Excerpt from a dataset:
* Begin *

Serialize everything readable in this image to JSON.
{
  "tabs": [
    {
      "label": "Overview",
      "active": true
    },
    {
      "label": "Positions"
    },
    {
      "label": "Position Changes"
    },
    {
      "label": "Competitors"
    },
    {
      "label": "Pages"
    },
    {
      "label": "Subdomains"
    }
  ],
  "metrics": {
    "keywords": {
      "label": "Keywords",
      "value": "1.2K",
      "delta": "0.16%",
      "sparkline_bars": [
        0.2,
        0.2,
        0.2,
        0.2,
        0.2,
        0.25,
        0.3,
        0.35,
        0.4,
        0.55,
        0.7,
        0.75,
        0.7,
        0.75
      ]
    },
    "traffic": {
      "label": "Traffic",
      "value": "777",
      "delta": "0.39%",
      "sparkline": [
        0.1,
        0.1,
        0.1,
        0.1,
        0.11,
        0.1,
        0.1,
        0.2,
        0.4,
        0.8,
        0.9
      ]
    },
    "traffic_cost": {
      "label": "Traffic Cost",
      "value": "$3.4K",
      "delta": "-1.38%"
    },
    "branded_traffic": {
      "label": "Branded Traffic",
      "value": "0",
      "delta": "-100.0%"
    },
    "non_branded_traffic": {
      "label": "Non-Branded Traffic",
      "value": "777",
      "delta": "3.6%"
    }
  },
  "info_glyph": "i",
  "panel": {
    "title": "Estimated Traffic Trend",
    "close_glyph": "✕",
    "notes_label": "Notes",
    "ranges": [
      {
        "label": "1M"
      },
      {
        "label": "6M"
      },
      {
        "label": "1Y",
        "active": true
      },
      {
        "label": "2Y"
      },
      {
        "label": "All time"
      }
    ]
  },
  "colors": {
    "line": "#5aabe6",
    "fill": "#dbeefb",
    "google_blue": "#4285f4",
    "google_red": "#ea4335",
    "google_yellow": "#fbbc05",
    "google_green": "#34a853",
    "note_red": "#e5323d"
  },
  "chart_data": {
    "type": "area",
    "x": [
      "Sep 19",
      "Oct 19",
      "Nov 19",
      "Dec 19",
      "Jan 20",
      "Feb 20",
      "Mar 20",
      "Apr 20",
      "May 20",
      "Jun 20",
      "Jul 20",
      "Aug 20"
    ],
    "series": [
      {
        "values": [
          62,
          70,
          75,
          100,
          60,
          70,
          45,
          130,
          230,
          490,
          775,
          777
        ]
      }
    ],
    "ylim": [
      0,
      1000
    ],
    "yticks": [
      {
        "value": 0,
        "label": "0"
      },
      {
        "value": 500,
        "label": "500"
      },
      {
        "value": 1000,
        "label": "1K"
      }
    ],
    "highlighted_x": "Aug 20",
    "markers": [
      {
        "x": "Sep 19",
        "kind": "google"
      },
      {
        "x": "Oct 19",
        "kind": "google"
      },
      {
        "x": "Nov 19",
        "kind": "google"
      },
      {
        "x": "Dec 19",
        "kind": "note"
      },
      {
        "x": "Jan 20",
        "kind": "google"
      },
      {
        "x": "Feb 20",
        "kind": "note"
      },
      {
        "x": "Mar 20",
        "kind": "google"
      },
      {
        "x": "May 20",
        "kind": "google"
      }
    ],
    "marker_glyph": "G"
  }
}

* End *

> **REQUIRED TASK**
Return every record, word for word.

> **REPLY TO THE EXERCISE**
Serialize everything readable in this image to JSON.
{
  "tabs": [
    {
      "label": "Overview",
      "active": true
    },
    {
      "label": "Positions"
    },
    {
      "label": "Position Changes"
    },
    {
      "label": "Competitors"
    },
    {
      "label": "Pages"
    },
    {
      "label": "Subdomains"
    }
  ],
  "metrics": {
    "keywords": {
      "label": "Keywords",
      "value": "1.2K",
      "delta": "0.16%",
      "sparkline_bars": [
        0.2,
        0.2,
        0.2,
        0.2,
        0.2,
        0.25,
        0.3,
        0.35,
        0.4,
        0.55,
        0.7,
        0.75,
        0.7,
        0.75
      ]
    },
    "traffic": {
      "label": "Traffic",
      "value": "777",
      "delta": "0.39%",
      "sparkline": [
        0.1,
        0.1,
        0.1,
        0.1,
        0.11,
        0.1,
        0.1,
        0.2,
        0.4,
        0.8,
        0.9
      ]
    },
    "traffic_cost": {
      "label": "Traffic Cost",
      "value": "$3.4K",
      "delta": "-1.38%"
    },
    "branded_traffic": {
      "label": "Branded Traffic",
      "value": "0",
      "delta": "-100.0%"
    },
    "non_branded_traffic": {
      "label": "Non-Branded Traffic",
      "value": "777",
      "delta": "3.6%"
    }
  },
  "info_glyph": "i",
  "panel": {
    "title": "Estimated Traffic Trend",
    "close_glyph": "✕",
    "notes_label": "Notes",
    "ranges": [
      {
        "label": "1M"
      },
      {
        "label": "6M"
      },
      {
        "label": "1Y",
        "active": true
      },
      {
        "label": "2Y"
      },
      {
        "label": "All time"
      }
    ]
  },
  "colors": {
    "line": "#5aabe6",
    "fill": "#dbeefb",
    "google_blue": "#4285f4",
    "google_red": "#ea4335",
    "google_yellow": "#fbbc05",
    "google_green": "#34a853",
    "note_red": "#e5323d"
  },
  "chart_data": {
    "type": "area",
    "x": [
      "Sep 19",
      "Oct 19",
      "Nov 19",
      "Dec 19",
      "Jan 20",
      "Feb 20",
      "Mar 20",
      "Apr 20",
      "May 20",
      "Jun 20",
      "Jul 20",
      "Aug 20"
    ],
    "series": [
      {
        "values": [
          62,
          70,
          75,
          100,
          60,
          70,
          45,
          130,
          230,
          490,
          775,
          777
        ]
      }
    ],
    "ylim": [
      0,
      1000
    ],
    "yticks": [
      {
        "value": 0,
        "label": "0"
      },
      {
        "value": 500,
        "label": "500"
      },
      {
        "value": 1000,
        "label": "1K"
      }
    ],
    "highlighted_x": "Aug 20",
    "markers": [
      {
        "x": "Sep 19",
        "kind": "google"
      },
      {
        "x": "Oct 19",
        "kind": "google"
      },
      {
        "x": "Nov 19",
        "kind": "google"
      },
      {
        "x": "Dec 19",
        "kind": "note"
      },
      {
        "x": "Jan 20",
        "kind": "google"
      },
      {
        "x": "Feb 20",
        "kind": "note"
      },
      {
        "x": "Mar 20",
        "kind": "google"
      },
      {
        "x": "May 20",
        "kind": "google"
      }
    ],
    "marker_glyph": "G"
  }
}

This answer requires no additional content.